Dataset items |
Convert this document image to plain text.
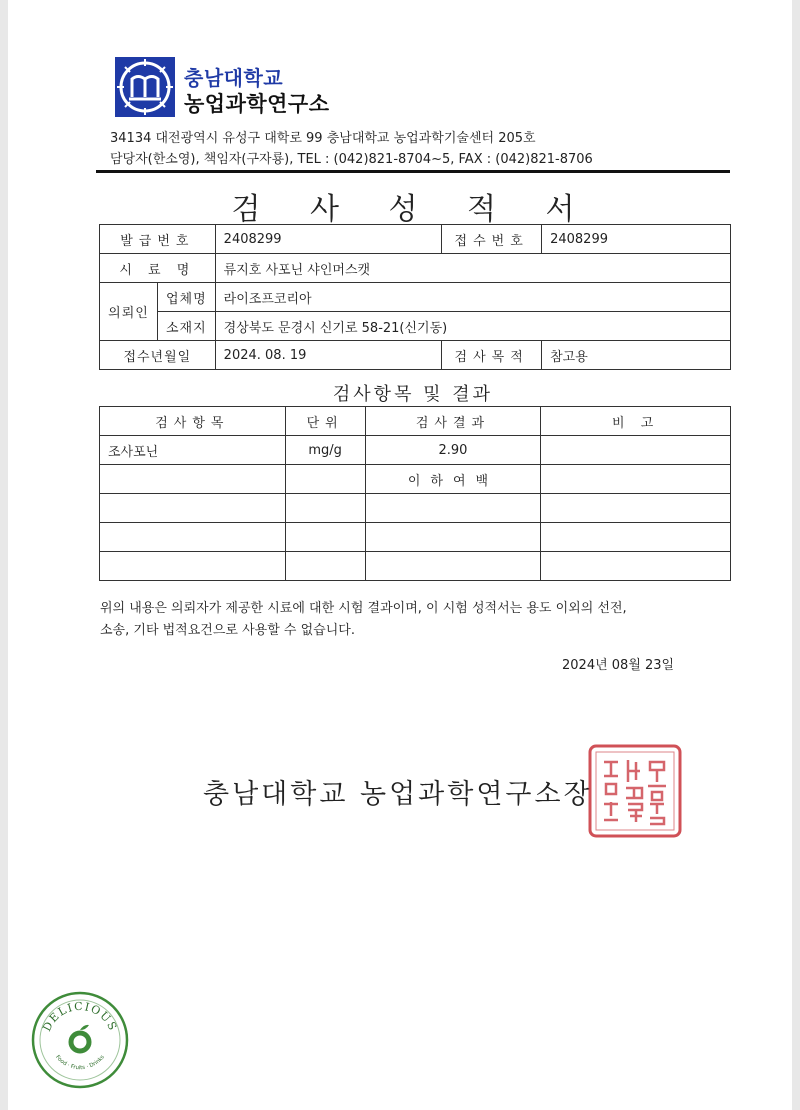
충남대학교
농업과학연구소
34134 대전광역시 유성구 대학로 99 충남대학교 농업과학기술센터 205호
담당자(한소영), 책임자(구자룡), TEL : (042)821-8704~5, FAX : (042)821-8706
검 사 성 적 서
발급번호		2408299	접수번호	2408299
시 료 명		류지호 사포닌 샤인머스캣		
의뢰인	업체명	라이조프코리아		
	소재지	경상북도 문경시 신기로 58-21(신기동)		
접수년월일		2024. 08. 19	검사목적	참고용
검사항목 및 결과
검사항목	단위	검사결과	비 고
조사포닌	mg/g	2.90	
		이하여백	

위의 내용은 의뢰자가 제공한 시료에 대한 시험 결과이며, 이 시험 성적서는 용도 이외의 선전,
소송, 기타 법적요건으로 사용할 수 없습니다.
2024년 08월 23일
충남대학교 농업과학연구소장
DELICIOUS
Food · Fruits · Drinks
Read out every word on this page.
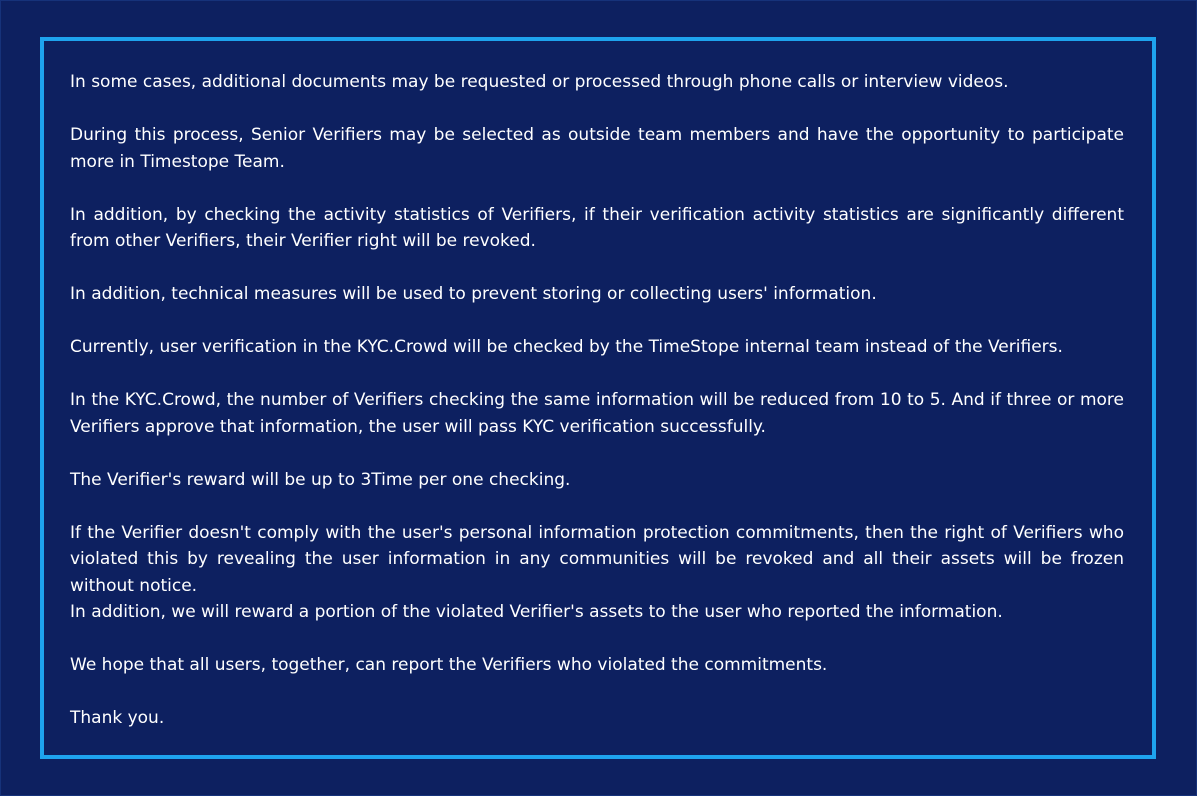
In some cases, additional documents may be requested or processed through phone calls or interview videos.

During this process, Senior Verifiers may be selected as outside team members and have the opportunity to participate more in Timestope Team.

In addition, by checking the activity statistics of Verifiers, if their verification activity statistics are significantly different from other Verifiers, their Verifier right will be revoked.

In addition, technical measures will be used to prevent storing or collecting users' information.

Currently, user verification in the KYC.Crowd will be checked by the TimeStope internal team instead of the Verifiers.

In the KYC.Crowd, the number of Verifiers checking the same information will be reduced from 10 to 5. And if three or more Verifiers approve that information, the user will pass KYC verification successfully.

The Verifier's reward will be up to 3Time per one checking.

If the Verifier doesn't comply with the user's personal information protection commitments, then the right of Verifiers who violated this by revealing the user information in any communities will be revoked and all their assets will be frozen without notice.

In addition, we will reward a portion of the violated Verifier's assets to the user who reported the information.

We hope that all users, together, can report the Verifiers who violated the commitments.

Thank you.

PROBLEM | Reproduce every entry word for word, but omit the pictures.

SOLUTION BELOW |
Convert this document image to plain text.
충남대학교
농업과학연구소
34134 대전광역시 유성구 대학로 99 충남대학교 농업과학기술센터 205호
담당자(한소영), 책임자(구자룡), TEL : (042)821-8704~5, FAX : (042)821-8706
검 사 성 적 서
발급번호		2408299	접수번호	2408299
시 료 명		류지호 사포닌 샤인머스캣		
의뢰인	업체명	라이조프코리아		
	소재지	경상북도 문경시 신기로 58-21(신기동)		
접수년월일		2024. 08. 19	검사목적	참고용
검사항목 및 결과
검사항목	단위	검사결과	비 고
조사포닌	mg/g	2.90	
		이하여백	

위의 내용은 의뢰자가 제공한 시료에 대한 시험 결과이며, 이 시험 성적서는 용도 이외의 선전,
소송, 기타 법적요건으로 사용할 수 없습니다.
2024년 08월 23일
충남대학교 농업과학연구소장
DELICIOUS
Food · Fruits · Drinks
Read out every word on this page.
In some cases, additional documents may be requested or processed through phone calls or interview videos.

During this process, Senior Verifiers may be selected as outside team members and have the opportunity to participate more in Timestope Team.

In addition, by checking the activity statistics of Verifiers, if their verification activity statistics are significantly different from other Verifiers, their Verifier right will be revoked.

In addition, technical measures will be used to prevent storing or collecting users' information.

Currently, user verification in the KYC.Crowd will be checked by the TimeStope internal team instead of the Verifiers.

In the KYC.Crowd, the number of Verifiers checking the same information will be reduced from 10 to 5. And if three or more Verifiers approve that information, the user will pass KYC verification successfully.

The Verifier's reward will be up to 3Time per one checking.

If the Verifier doesn't comply with the user's personal information protection commitments, then the right of Verifiers who violated this by revealing the user information in any communities will be revoked and all their assets will be frozen without notice.

In addition, we will reward a portion of the violated Verifier's assets to the user who reported the information.

We hope that all users, together, can report the Verifiers who violated the commitments.

Thank you.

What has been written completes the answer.